== Stored records

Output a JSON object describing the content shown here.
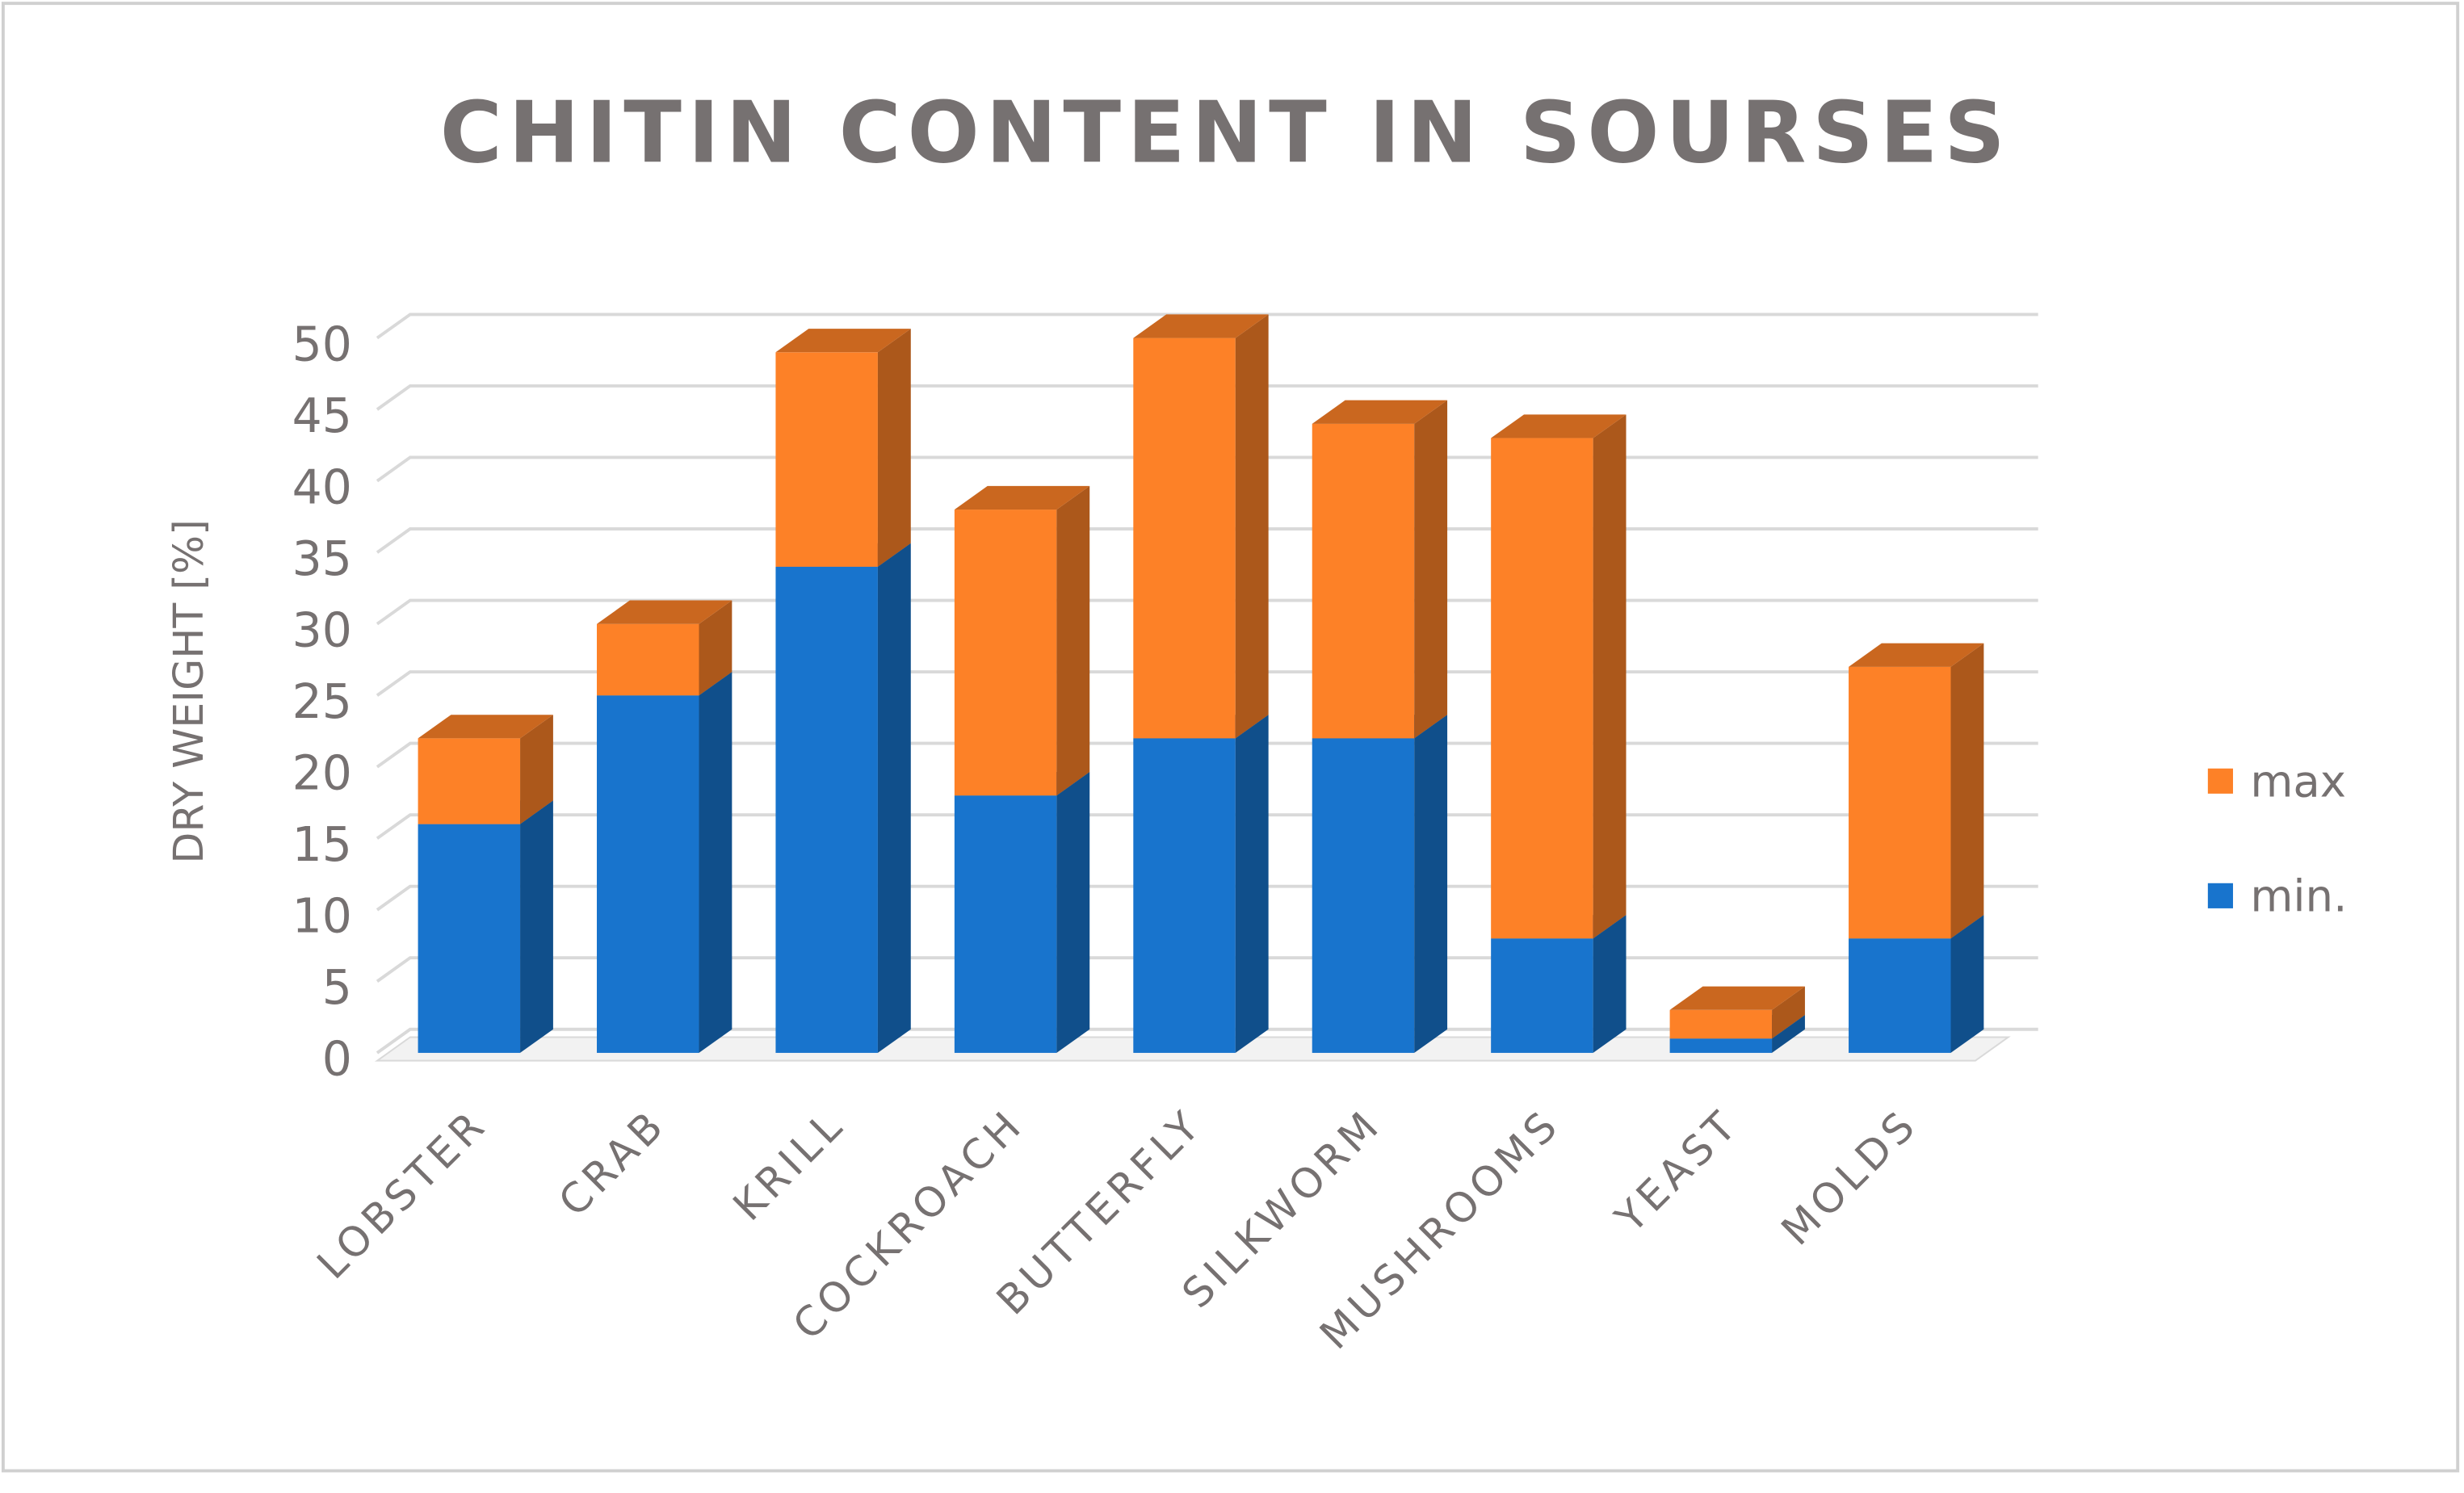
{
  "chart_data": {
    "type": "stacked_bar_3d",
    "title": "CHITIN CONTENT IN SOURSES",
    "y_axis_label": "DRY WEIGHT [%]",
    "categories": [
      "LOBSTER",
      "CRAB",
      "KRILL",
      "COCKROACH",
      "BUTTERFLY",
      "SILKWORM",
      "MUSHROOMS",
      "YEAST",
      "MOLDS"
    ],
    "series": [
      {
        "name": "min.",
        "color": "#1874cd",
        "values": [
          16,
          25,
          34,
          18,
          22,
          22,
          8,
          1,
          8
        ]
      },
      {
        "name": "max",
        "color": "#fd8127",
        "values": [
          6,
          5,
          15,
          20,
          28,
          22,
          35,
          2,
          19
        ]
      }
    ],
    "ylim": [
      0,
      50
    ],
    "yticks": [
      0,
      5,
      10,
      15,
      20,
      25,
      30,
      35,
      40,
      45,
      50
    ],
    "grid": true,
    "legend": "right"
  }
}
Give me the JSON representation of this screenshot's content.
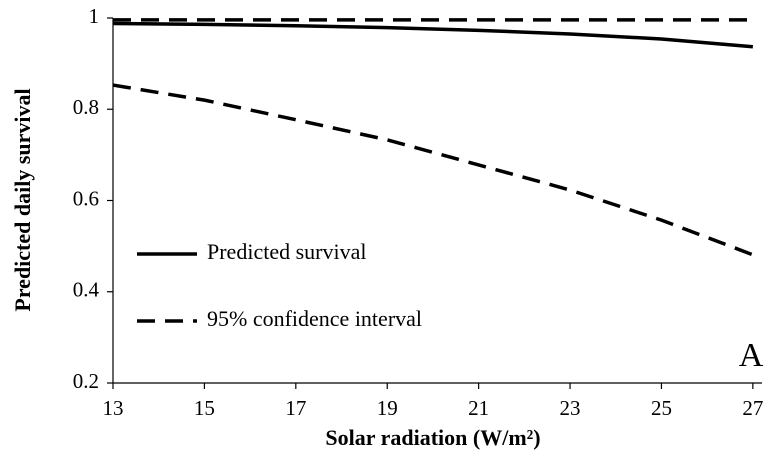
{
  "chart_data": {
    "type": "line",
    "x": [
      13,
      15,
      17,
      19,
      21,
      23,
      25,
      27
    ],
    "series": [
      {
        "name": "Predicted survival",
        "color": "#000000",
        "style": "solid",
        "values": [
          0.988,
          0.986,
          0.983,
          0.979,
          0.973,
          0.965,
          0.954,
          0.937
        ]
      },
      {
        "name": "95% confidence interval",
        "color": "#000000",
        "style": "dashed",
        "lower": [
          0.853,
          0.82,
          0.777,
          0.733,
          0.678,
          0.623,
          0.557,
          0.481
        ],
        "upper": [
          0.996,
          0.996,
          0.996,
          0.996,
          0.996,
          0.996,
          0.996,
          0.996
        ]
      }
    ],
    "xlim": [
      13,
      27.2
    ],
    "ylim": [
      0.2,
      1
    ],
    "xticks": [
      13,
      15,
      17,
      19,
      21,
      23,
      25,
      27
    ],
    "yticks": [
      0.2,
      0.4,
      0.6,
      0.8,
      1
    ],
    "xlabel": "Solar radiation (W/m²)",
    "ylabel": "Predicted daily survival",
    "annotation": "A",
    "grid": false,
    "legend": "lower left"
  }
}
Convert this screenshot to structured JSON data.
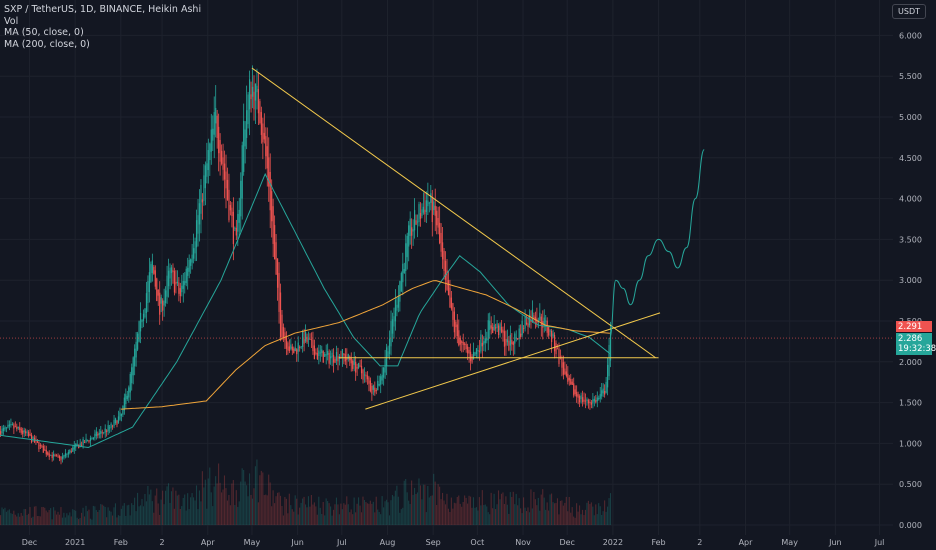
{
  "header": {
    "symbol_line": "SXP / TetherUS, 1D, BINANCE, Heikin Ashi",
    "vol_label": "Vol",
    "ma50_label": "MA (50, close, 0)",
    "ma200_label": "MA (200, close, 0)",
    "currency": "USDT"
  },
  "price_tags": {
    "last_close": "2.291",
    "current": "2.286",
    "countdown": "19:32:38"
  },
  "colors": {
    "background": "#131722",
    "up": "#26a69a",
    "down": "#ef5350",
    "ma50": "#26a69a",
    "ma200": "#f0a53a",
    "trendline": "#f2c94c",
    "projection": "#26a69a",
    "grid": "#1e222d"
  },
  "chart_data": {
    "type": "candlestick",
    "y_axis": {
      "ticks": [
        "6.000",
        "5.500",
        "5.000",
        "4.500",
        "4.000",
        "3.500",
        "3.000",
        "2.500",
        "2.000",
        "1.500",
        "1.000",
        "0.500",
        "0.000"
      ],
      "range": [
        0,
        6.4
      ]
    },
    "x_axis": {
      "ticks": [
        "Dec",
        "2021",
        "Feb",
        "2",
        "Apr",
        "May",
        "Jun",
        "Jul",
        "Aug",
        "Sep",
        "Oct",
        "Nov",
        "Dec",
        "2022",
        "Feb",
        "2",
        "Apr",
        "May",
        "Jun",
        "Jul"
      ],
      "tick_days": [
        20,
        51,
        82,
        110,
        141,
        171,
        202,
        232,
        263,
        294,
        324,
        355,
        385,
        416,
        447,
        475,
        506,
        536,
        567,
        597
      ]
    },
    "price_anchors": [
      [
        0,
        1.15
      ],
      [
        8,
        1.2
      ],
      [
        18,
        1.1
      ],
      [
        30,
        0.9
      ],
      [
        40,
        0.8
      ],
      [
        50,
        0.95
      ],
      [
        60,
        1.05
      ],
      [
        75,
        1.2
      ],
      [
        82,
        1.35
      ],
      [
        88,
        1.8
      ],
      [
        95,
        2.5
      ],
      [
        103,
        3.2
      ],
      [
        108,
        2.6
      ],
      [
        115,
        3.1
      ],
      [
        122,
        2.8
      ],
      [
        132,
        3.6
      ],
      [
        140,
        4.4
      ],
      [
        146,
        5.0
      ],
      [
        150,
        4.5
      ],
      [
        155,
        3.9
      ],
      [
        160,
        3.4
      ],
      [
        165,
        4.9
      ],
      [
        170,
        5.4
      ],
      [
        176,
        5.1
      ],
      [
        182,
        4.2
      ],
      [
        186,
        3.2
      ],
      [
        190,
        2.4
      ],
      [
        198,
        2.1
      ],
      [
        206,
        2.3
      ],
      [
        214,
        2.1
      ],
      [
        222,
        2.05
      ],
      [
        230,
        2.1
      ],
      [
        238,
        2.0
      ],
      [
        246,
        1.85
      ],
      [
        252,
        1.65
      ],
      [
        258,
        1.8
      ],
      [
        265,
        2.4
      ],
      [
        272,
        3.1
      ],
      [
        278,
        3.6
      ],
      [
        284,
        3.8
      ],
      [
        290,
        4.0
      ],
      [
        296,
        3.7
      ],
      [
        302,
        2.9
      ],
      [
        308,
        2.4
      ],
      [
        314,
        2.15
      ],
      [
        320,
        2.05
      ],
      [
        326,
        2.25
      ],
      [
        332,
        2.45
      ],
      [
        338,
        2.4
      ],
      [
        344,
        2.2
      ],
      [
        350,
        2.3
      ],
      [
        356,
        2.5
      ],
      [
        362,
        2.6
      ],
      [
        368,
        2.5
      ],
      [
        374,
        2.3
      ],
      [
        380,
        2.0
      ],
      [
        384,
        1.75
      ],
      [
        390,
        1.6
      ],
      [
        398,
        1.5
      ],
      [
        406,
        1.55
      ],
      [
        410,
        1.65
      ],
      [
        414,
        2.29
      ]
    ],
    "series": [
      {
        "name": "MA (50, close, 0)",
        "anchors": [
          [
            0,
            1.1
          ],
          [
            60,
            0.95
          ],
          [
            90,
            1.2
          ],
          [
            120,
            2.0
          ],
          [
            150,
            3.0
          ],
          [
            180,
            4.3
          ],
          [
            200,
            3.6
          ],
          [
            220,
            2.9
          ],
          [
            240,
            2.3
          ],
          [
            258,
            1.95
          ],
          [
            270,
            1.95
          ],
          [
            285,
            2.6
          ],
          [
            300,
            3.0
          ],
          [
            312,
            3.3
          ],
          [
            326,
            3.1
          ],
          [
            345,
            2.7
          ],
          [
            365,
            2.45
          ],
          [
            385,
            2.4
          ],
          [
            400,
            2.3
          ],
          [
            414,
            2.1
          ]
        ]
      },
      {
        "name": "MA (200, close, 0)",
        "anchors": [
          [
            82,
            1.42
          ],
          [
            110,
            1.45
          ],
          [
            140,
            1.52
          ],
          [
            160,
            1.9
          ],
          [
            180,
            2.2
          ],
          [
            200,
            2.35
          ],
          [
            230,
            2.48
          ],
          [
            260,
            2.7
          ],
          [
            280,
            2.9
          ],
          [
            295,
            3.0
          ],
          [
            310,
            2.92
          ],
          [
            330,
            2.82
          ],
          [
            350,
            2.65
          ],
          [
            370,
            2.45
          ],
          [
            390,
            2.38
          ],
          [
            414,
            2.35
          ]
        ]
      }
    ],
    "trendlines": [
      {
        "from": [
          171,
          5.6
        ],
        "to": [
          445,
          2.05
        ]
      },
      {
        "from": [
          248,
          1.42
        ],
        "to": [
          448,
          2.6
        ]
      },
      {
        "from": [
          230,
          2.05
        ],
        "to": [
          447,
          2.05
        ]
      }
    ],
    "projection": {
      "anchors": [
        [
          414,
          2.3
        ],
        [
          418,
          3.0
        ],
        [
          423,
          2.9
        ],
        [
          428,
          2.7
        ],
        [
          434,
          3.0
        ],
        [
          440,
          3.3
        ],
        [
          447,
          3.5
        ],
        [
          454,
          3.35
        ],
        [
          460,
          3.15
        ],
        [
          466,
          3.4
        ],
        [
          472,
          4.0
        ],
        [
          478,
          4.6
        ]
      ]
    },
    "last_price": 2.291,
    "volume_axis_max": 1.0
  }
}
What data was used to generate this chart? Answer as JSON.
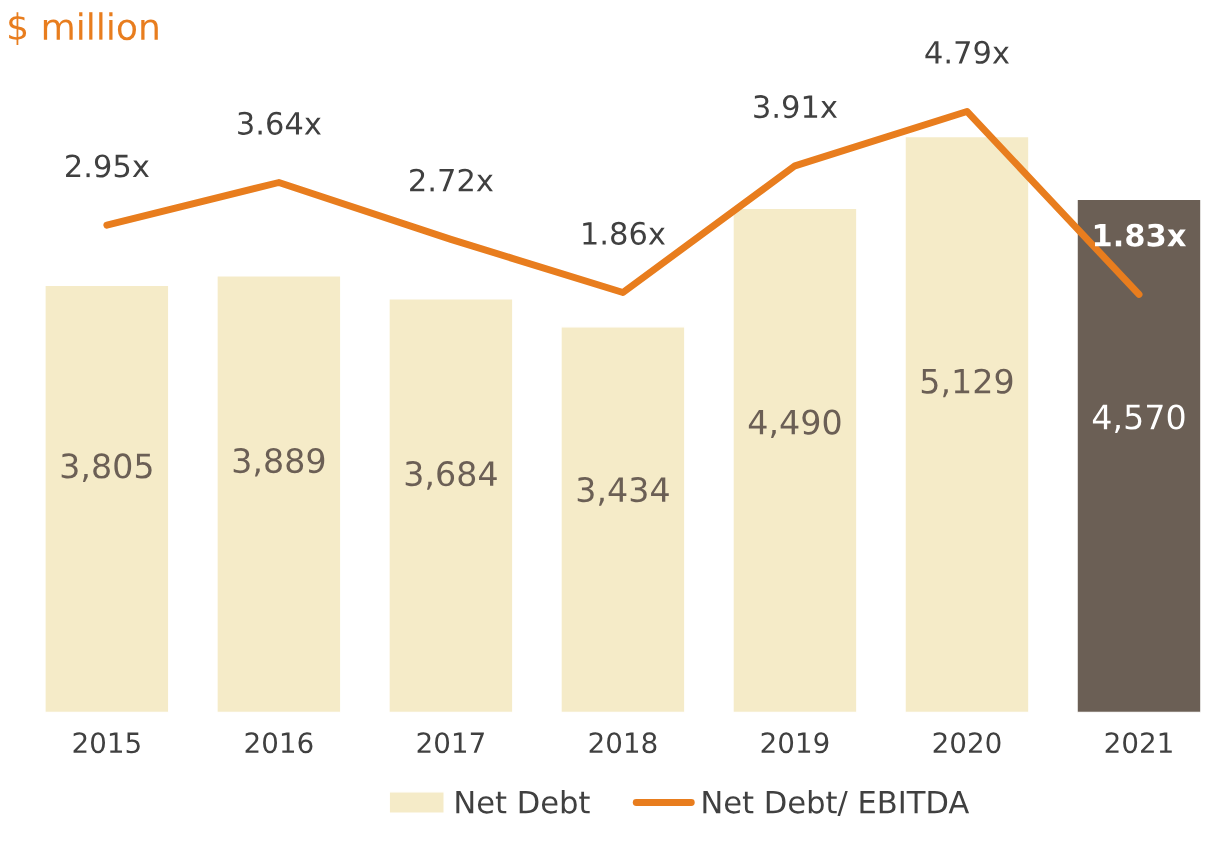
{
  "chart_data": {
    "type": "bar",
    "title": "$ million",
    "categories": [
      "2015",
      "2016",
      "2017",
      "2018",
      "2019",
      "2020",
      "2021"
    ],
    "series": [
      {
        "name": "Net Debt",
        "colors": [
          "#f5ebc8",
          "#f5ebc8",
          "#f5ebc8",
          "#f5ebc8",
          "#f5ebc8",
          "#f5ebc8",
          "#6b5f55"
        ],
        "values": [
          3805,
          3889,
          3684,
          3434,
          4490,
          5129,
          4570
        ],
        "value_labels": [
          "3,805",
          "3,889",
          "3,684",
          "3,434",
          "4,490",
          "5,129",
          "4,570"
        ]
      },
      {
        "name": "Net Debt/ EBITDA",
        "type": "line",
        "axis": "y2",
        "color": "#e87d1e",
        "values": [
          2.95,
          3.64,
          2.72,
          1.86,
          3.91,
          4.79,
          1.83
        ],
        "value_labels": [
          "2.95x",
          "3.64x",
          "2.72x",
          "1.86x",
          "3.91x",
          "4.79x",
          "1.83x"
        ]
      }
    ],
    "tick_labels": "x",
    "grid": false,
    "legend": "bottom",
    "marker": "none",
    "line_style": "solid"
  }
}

====

▸ **The problem**: Where a line of the material above holds the string "grid", copy that line.

▸ **Solution for this task**:
    "grid": true,
    "grid": false,
    "grid": "#1e222d"
    "grid": false,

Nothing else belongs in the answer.